(Stored data)
════════════════
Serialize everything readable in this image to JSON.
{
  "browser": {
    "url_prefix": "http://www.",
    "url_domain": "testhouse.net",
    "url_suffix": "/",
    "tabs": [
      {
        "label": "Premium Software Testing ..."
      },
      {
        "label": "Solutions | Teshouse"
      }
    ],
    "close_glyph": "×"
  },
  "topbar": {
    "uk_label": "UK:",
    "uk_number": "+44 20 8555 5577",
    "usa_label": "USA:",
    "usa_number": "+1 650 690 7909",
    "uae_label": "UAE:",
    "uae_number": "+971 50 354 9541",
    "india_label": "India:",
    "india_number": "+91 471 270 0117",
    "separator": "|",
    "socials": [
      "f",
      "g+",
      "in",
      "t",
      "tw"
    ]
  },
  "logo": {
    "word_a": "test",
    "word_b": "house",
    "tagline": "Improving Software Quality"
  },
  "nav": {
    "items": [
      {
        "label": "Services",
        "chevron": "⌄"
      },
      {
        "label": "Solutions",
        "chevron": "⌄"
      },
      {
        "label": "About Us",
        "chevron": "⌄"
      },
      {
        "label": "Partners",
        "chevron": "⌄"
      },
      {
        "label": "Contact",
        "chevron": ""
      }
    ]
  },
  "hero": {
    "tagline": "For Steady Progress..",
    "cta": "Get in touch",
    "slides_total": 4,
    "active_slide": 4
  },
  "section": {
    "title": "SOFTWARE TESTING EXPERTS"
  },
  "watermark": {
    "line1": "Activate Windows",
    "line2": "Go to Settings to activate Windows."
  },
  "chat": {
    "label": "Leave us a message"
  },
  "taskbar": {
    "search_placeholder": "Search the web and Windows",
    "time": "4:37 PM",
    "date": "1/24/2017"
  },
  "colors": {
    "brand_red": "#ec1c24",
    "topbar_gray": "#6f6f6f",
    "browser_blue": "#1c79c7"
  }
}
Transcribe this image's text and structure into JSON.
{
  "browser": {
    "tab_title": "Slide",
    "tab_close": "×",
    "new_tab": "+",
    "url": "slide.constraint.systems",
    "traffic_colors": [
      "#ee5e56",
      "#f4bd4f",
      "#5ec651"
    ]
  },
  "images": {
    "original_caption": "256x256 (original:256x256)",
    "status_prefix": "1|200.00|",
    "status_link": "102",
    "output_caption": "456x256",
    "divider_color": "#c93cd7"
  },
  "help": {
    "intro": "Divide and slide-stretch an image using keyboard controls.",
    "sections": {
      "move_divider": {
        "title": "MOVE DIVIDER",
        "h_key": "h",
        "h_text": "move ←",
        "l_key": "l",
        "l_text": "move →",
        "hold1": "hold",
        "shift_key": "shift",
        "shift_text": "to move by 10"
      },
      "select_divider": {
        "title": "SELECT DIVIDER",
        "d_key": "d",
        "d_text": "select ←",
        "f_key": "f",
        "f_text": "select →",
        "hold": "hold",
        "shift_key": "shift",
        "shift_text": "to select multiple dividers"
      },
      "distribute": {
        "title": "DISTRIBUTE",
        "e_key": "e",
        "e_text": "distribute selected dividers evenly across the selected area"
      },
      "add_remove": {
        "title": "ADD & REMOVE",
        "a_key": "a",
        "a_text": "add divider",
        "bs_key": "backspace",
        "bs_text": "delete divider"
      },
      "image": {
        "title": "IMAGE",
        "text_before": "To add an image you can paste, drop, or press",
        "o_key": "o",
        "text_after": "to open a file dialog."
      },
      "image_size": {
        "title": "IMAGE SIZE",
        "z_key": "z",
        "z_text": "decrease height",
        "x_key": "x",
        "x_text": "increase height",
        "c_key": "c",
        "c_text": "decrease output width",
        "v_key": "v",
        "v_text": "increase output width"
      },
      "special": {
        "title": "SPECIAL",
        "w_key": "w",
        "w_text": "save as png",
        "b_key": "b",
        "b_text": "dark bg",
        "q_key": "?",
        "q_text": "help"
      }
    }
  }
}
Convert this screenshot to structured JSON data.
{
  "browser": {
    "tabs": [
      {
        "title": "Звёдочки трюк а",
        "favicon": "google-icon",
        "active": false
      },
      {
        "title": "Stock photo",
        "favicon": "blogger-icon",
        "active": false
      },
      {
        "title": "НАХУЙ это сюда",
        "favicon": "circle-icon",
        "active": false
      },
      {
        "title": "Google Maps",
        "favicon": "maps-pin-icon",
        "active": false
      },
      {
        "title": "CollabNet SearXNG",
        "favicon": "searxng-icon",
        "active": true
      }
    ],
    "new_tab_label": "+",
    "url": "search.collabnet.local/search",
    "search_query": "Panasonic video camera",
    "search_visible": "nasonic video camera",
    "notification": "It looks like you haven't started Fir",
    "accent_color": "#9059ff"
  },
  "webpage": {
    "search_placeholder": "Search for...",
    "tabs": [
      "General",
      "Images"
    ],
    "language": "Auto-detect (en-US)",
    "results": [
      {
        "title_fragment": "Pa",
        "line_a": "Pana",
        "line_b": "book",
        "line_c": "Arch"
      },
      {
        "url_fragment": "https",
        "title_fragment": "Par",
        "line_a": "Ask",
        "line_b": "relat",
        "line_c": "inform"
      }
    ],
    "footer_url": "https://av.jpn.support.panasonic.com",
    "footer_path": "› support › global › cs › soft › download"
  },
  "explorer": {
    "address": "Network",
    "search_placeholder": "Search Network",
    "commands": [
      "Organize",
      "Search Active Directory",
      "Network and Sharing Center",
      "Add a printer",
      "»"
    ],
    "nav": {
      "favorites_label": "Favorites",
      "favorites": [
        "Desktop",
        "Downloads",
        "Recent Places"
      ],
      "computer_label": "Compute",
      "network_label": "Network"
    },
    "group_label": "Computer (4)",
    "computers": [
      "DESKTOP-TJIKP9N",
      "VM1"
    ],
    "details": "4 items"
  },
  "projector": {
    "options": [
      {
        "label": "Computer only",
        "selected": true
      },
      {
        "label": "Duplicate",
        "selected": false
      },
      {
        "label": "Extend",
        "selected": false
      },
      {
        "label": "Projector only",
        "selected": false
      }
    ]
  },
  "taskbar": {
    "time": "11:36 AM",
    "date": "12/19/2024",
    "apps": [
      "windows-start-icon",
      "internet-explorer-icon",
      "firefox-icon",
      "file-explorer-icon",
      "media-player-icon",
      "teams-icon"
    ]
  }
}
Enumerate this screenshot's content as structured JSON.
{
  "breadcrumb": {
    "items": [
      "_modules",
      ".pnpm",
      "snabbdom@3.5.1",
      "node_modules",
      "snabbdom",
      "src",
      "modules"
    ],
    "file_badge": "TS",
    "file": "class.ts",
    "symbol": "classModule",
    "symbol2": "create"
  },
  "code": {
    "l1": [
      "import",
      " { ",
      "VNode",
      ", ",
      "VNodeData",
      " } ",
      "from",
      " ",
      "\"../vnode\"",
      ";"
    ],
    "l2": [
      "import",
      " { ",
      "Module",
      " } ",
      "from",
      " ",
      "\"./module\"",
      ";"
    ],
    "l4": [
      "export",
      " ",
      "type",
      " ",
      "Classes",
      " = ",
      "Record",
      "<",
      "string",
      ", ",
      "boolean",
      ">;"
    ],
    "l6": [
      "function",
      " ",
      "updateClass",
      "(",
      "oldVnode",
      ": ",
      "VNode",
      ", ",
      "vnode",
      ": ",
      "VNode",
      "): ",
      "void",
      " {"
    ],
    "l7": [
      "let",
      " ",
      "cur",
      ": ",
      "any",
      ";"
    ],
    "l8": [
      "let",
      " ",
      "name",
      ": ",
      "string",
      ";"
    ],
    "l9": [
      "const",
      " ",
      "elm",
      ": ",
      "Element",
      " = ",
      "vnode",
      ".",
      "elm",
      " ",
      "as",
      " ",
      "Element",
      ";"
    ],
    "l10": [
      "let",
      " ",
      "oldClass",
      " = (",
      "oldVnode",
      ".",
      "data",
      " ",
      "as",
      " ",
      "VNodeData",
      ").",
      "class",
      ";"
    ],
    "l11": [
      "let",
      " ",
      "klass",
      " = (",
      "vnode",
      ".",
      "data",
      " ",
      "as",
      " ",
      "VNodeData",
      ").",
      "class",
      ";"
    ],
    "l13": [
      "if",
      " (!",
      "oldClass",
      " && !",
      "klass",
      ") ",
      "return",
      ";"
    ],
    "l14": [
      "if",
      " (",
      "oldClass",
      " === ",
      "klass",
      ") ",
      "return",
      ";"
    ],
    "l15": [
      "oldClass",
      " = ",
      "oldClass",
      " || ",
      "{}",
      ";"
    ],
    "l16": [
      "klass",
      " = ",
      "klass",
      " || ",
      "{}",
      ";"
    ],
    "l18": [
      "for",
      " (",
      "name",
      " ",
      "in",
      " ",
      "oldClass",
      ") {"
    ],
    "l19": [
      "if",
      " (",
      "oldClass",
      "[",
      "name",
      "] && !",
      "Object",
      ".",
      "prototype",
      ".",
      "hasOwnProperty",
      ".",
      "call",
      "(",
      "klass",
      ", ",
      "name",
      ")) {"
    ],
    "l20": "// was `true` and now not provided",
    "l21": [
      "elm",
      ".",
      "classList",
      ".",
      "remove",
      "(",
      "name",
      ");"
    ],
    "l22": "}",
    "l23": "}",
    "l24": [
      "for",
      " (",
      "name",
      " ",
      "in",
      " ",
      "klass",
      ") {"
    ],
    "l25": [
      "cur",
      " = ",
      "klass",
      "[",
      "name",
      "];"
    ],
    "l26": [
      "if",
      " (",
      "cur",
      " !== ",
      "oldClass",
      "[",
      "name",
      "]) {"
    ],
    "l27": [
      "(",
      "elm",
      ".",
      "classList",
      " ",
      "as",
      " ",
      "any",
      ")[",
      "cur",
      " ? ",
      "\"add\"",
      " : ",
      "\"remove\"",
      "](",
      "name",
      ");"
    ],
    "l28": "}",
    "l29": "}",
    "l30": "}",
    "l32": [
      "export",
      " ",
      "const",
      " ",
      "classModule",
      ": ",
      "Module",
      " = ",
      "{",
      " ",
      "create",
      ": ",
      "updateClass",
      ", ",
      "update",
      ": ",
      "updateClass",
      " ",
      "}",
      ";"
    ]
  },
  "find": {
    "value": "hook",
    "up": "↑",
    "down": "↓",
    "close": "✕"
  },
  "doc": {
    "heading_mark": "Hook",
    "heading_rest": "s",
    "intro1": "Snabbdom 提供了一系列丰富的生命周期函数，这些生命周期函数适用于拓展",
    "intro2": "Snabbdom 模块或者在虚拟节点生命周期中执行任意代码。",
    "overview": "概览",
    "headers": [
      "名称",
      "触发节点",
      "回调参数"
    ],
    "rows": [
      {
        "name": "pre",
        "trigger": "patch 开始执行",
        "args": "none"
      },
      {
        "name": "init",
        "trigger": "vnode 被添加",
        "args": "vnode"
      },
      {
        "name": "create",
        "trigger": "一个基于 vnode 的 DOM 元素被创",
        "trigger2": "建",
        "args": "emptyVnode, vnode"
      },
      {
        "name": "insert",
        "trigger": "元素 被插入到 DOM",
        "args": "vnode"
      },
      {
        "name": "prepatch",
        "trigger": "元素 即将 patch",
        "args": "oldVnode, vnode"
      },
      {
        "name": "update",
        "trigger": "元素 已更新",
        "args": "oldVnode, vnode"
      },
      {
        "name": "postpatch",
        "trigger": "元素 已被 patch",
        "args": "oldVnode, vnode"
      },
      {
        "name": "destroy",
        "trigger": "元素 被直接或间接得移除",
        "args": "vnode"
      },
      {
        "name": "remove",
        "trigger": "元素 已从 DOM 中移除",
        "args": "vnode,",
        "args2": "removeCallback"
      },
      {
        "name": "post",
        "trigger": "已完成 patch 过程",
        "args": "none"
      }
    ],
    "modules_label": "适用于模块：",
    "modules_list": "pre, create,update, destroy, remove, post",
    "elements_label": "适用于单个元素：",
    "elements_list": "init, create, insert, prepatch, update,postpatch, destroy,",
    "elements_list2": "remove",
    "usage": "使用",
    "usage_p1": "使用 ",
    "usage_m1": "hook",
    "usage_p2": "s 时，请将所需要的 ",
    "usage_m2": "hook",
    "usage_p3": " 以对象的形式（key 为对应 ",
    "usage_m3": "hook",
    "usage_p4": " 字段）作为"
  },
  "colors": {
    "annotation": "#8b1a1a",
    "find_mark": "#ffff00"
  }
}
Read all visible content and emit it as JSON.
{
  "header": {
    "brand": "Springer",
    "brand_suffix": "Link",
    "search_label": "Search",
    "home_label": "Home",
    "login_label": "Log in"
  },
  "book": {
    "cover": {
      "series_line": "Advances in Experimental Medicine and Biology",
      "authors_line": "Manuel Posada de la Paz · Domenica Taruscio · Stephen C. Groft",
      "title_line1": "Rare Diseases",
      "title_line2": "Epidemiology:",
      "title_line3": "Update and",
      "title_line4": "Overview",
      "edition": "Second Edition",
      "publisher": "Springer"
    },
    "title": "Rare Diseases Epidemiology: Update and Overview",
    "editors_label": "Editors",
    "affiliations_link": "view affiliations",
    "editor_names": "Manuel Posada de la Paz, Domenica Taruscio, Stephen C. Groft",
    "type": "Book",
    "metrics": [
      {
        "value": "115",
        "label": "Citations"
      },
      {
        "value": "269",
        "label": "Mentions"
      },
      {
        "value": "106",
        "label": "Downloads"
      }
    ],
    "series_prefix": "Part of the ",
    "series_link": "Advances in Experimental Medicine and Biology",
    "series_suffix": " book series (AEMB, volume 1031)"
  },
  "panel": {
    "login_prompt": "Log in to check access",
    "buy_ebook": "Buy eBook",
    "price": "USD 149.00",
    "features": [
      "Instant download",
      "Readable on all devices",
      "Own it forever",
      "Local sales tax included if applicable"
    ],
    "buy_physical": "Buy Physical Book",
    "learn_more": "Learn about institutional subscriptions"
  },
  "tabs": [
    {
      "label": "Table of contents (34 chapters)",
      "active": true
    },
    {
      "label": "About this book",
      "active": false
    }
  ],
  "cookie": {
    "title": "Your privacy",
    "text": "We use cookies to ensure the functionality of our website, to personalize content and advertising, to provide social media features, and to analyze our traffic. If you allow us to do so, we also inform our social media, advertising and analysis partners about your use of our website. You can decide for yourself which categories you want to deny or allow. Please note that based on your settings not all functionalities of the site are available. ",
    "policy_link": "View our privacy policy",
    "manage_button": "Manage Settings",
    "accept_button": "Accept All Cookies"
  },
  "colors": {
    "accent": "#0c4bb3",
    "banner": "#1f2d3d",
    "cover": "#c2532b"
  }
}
════════════════
Pick out all lines from the data above in which the word "insert" appears.

        "name": "insert",
    "elements_list": "init, create, insert, prepatch, update,postpatch, destroy,",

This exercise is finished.